Written task 1 → In the news report on Lorraine's death, on what date was he sentenced to death?

Quoted passage →
The cause of death has yet to be released.
Lorraine was sentenced to death on 6 May 1986 after he killed Raymond Montgomery, 77, and his 80-year-old wife, Doris Montogomery, who was bedridden at the time. He entered their home on Haymaker Avenue in Warren, Ohio, and fatally stabbed the couple with a butcher’s knife.
He stabbed Mr Montogomery five times and his wife nine times.
Lorraine’s execution was rescheduled several times while he was on death row.
He was supposed to be executed on 15 March 2023, but Governor Mike DeWine delayed his execution after the state of Ohio could not obtain any lethal execution drugs.
His last rescheduled date to die was 13 May 2026.
Lorraine, who was only 19 at the time he killed the couple, had a long criminal history and was out on bail at the time for robbery and burglary charges.
After the fatal stabbings, he met up with friends at a bar in Warren and spent the money he stole from the couple.
He eventually ran out of money, and stole a car from another elderly woman to try and get back to the couple’s home to steal more cash.
“As he was walking from the home, Lorraine came upon a friend – who later became a witness at trial – and told him that he just killed ‘two old f***s,’ and that he was buying drinks,” Trumbull County Prosecutor Dennis Watkins, who remembers the trial of Mr Lorraine, told Mahoning Matters, a local news outlet.
His friend eventually gave information to the police after the bodies had been discovered. Police interviewed Mr Lorraine, who confessed entirely, saying the “drugs made me do it.”
“At trial, the defence team tried to convince jurors that others were to be blamed for Lorraine’s brutal, criminal behaviour along with the drugs,” Mr Watkins said. “However, the jury saw it otherwise – and Lorraine was given the death sentence.”
According to Mahoning Matters, Lorraine had filed several appeals to try and get him out of the death penalty, including stating he had a mental illness.
In 2012, a postponement was placed by a federal judge on the executions of three death row inmates, including Lorraine due to the result of a challenge of Ohio’s death row protocol in the Supreme Court.
Lorraine’s execution date was eventually rescheduled several more times, yet he the convict died of undisclosed circumstances before he could be given capital punishment.

Written task 2 → From the listing below, return the lines between the one holding "x-tick-label: 5 [216,704,232,729]" and the one holding "point [832,73,841,83]", inclusive, reproduced without change.

Records from a data source
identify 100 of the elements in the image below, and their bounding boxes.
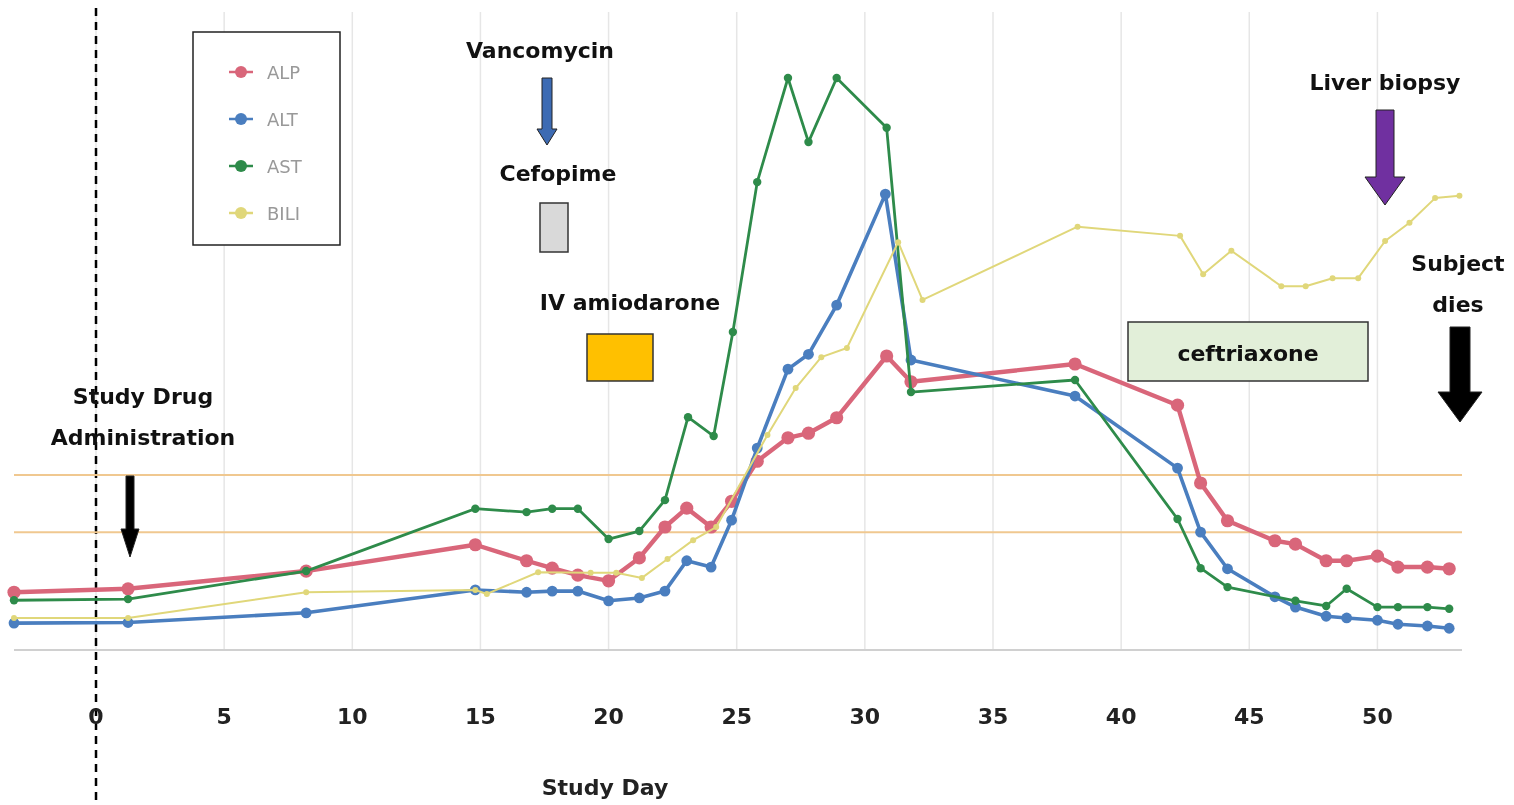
x-tick-label: 5 [216,704,232,729]
point [906,387,916,397]
point [1200,271,1207,278]
point [843,344,850,351]
point [1220,514,1235,528]
point [895,239,902,246]
point [658,520,672,534]
point [764,431,771,438]
point [522,507,531,517]
x-axis-title: Study Day [541,775,669,800]
point [1291,596,1300,606]
x-tick-label: 45 [1233,704,1265,729]
point [782,363,794,375]
point [1456,192,1463,199]
point [1342,584,1351,593]
point [573,504,583,513]
point [601,574,616,588]
point [882,123,891,132]
point [1195,526,1206,538]
point [804,137,813,147]
point [519,554,534,568]
point [1422,620,1433,632]
point [1340,554,1354,568]
point [1392,618,1404,630]
x-tick-label: 0 [88,704,104,729]
point [483,590,490,597]
point [9,596,19,605]
point [635,526,644,536]
x-tick-label: 25 [721,704,753,729]
point [690,537,697,544]
point [1442,562,1456,576]
point [1321,601,1331,611]
point [603,595,614,607]
point [660,495,670,505]
point [1074,223,1081,230]
point [792,385,799,392]
x-tick-label: 50 [1362,704,1393,729]
point [125,614,132,621]
point [1373,602,1382,612]
point [832,73,841,83]
point [1268,534,1282,548]
point [728,327,738,337]
point [1196,564,1205,573]
point [1288,537,1303,551]
point [548,504,557,513]
point [123,594,133,604]
point [1420,560,1434,574]
point [1432,195,1439,202]
point [801,426,816,440]
x-tick-label: 10 [336,704,368,729]
point [781,431,795,445]
point [1302,283,1309,290]
point [1278,283,1285,290]
point [803,348,814,360]
point [303,589,310,596]
point [638,574,645,581]
point [1228,247,1235,254]
point [1319,554,1333,568]
point [1423,602,1432,612]
point [546,585,558,597]
legend-label: ALP [267,62,301,83]
point [468,538,482,552]
x-tick-label: 35 [977,704,1009,729]
point [783,73,793,83]
point [879,188,891,200]
point [919,296,926,303]
point [11,614,17,621]
legend-label: BILI [267,203,300,224]
point [1172,462,1183,474]
point [471,504,480,513]
point [683,413,693,422]
x-tick-label: 15 [465,704,496,729]
point [664,556,671,563]
point [1444,604,1454,614]
annotation: Study Drug Administration [50,384,236,450]
point [831,299,843,311]
point [1173,514,1182,524]
point [753,177,762,187]
point [659,585,671,597]
point [1329,275,1336,282]
point [880,349,894,363]
annotation: ceftriaxone [1177,341,1319,366]
point [1443,622,1455,634]
point [535,569,542,576]
point [1177,232,1184,239]
legend-label: AST [267,156,303,177]
point [121,582,135,596]
point [521,586,532,598]
annotation: Liver biopsy [1309,70,1461,95]
point [1391,560,1405,574]
point [680,501,694,515]
point [1406,219,1413,226]
text: Vancomycin [466,38,614,63]
point [1069,390,1081,402]
point [1320,610,1332,622]
x-tick-label: 20 [593,704,624,729]
point [1372,614,1383,626]
point [1355,275,1362,282]
point [1070,375,1080,385]
point [1222,563,1233,575]
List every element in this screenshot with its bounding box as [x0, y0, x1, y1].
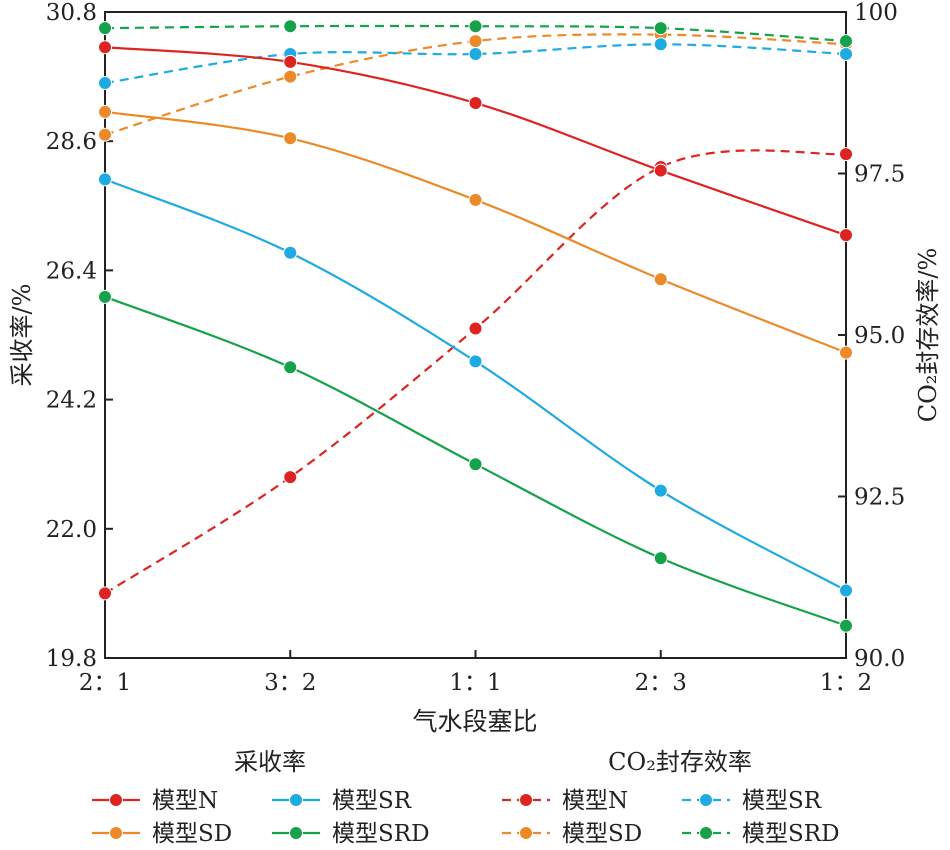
legend-label-recovery-模型SRD: 模型SRD [332, 821, 430, 847]
storage-模型SD-point [468, 34, 483, 49]
recovery-模型SR-point [653, 483, 668, 498]
legend-marker-storage-模型SR [699, 793, 713, 807]
legend-marker-storage-模型N [519, 793, 533, 807]
storage-模型SRD-point [283, 19, 298, 34]
storage-模型SD-point [283, 69, 298, 84]
legend-marker-recovery-模型N [109, 793, 123, 807]
recovery-模型SRD-point [98, 289, 112, 304]
right-axis-label-text: CO₂封存效率/% [914, 248, 942, 423]
recovery-模型SD-line [104, 110, 847, 354]
legend-label-storage-模型SD: 模型SD [562, 821, 642, 847]
recovery-模型SRD-point [839, 618, 853, 633]
legend-marker-recovery-模型SD [109, 826, 123, 840]
storage-模型N-point [283, 470, 298, 485]
storage-模型SRD-point [653, 21, 668, 36]
recovery-模型SD-point [283, 131, 298, 146]
recovery-模型SRD-point [653, 551, 668, 566]
recovery-模型SR-point [98, 172, 112, 187]
right-tick-label: 100 [854, 0, 898, 26]
storage-模型N-point [839, 147, 853, 162]
recovery-模型N-point [653, 163, 668, 178]
storage-模型N-line [104, 149, 847, 595]
left-axis-ticks: 19.8 22.0 24.2 26.4 28.6 30.8 [46, 0, 113, 672]
left-tick-label: 28.6 [46, 129, 97, 155]
x-tick-label: 2：1 [79, 670, 131, 696]
legend-title-storage: CO₂封存效率 [608, 748, 752, 776]
legend-label-recovery-模型SD: 模型SD [152, 821, 232, 847]
recovery-模型N-point [839, 228, 853, 243]
recovery-模型N-point [468, 96, 483, 111]
recovery-模型SR-point [283, 245, 298, 260]
legend-label-storage-模型SRD: 模型SRD [742, 821, 840, 847]
legend-marker-recovery-模型SR [289, 793, 303, 807]
storage-模型N-point [468, 321, 483, 336]
right-tick-label: 92.5 [854, 485, 905, 511]
left-tick-label: 19.8 [46, 646, 97, 672]
recovery-模型SR-line [104, 178, 847, 592]
left-tick-label: 22.0 [46, 517, 97, 543]
legend-marker-storage-模型SD [519, 826, 533, 840]
series-layer [98, 19, 853, 633]
x-axis-ticks: 2：1 3：2 1：1 2：3 1：2 [79, 650, 872, 696]
storage-模型SRD-point [468, 19, 483, 34]
recovery-模型SD-point [653, 272, 668, 287]
storage-模型SR-line [104, 43, 847, 85]
right-tick-label: 97.5 [854, 162, 905, 188]
storage-模型SRD-point [98, 21, 112, 36]
recovery-模型SD-point [839, 345, 853, 360]
legend-label-storage-模型N: 模型N [562, 788, 628, 814]
storage-模型SR-point [468, 46, 483, 61]
storage-模型SD-point [98, 127, 112, 142]
recovery-模型SD-point [468, 192, 483, 207]
recovery-模型SRD-point [283, 360, 298, 375]
storage-模型SR-point [98, 76, 112, 91]
recovery-模型SD-point [98, 104, 112, 119]
storage-模型SR-point [653, 37, 668, 52]
right-axis-ticks: 90.0 92.5 95.0 97.5 100 [838, 0, 905, 672]
right-tick-label: 95.0 [854, 323, 905, 349]
legend-label-storage-模型SR: 模型SR [742, 788, 822, 814]
recovery-模型SR-point [468, 354, 483, 369]
x-tick-label: 2：3 [635, 670, 687, 696]
recovery-模型SR-point [839, 583, 853, 598]
legend-marker-storage-模型SRD [699, 826, 713, 840]
recovery-模型N-point [283, 54, 298, 69]
x-tick-label: 1：1 [449, 670, 501, 696]
right-tick-label: 90.0 [854, 646, 905, 672]
legend-label-recovery-模型SR: 模型SR [332, 788, 412, 814]
legend-label-recovery-模型N: 模型N [152, 788, 218, 814]
legend-title-recovery: 采收率 [234, 748, 306, 776]
left-axis-label: 采收率/% [8, 284, 36, 387]
x-axis-label: 气水段塞比 [412, 707, 537, 736]
legend: 采收率模型N模型SD模型SR模型SRDCO₂封存效率模型N模型SD模型SR模型S… [92, 748, 840, 847]
legend-marker-recovery-模型SRD [289, 826, 303, 840]
right-axis-label: CO₂封存效率/% [914, 248, 942, 423]
left-tick-label: 26.4 [46, 258, 97, 284]
x-tick-label: 3：2 [264, 670, 316, 696]
left-tick-label: 30.8 [46, 0, 97, 26]
recovery-模型N-line [104, 46, 847, 237]
x-tick-label: 1：2 [820, 670, 872, 696]
recovery-模型SRD-point [468, 457, 483, 472]
storage-模型SRD-point [839, 34, 853, 49]
recovery-模型N-point [98, 40, 112, 55]
left-tick-label: 24.2 [46, 388, 97, 414]
storage-模型SR-point [839, 46, 853, 61]
storage-模型SRD-line [104, 24, 847, 43]
storage-模型N-point [98, 586, 112, 601]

Written solution 1 → 6 May 1986

Written solution 2 →
x-tick-label: 5 [216,704,232,729]
point [906,387,916,397]
point [1200,271,1207,278]
point [843,344,850,351]
point [1220,514,1235,528]
point [895,239,902,246]
point [658,520,672,534]
point [764,431,771,438]
point [522,507,531,517]
x-axis-title: Study Day [541,775,669,800]
point [1291,596,1300,606]
x-tick-label: 45 [1233,704,1265,729]
point [782,363,794,375]
point [1456,192,1463,199]
point [1342,584,1351,593]
point [573,504,583,513]
point [601,574,616,588]
point [882,123,891,132]
point [1195,526,1206,538]
point [804,137,813,147]
point [519,554,534,568]
point [1422,620,1433,632]
point [1340,554,1354,568]
point [1392,618,1404,630]
x-tick-label: 0 [88,704,104,729]
point [483,590,490,597]
point [9,596,19,605]
point [635,526,644,536]
x-tick-label: 25 [721,704,753,729]
point [690,537,697,544]
point [1442,562,1456,576]
point [1321,601,1331,611]
point [603,595,614,607]
point [660,495,670,505]
point [1074,223,1081,230]
point [792,385,799,392]
x-tick-label: 50 [1362,704,1393,729]
point [125,614,132,621]
point [1373,602,1382,612]
point [832,73,841,83]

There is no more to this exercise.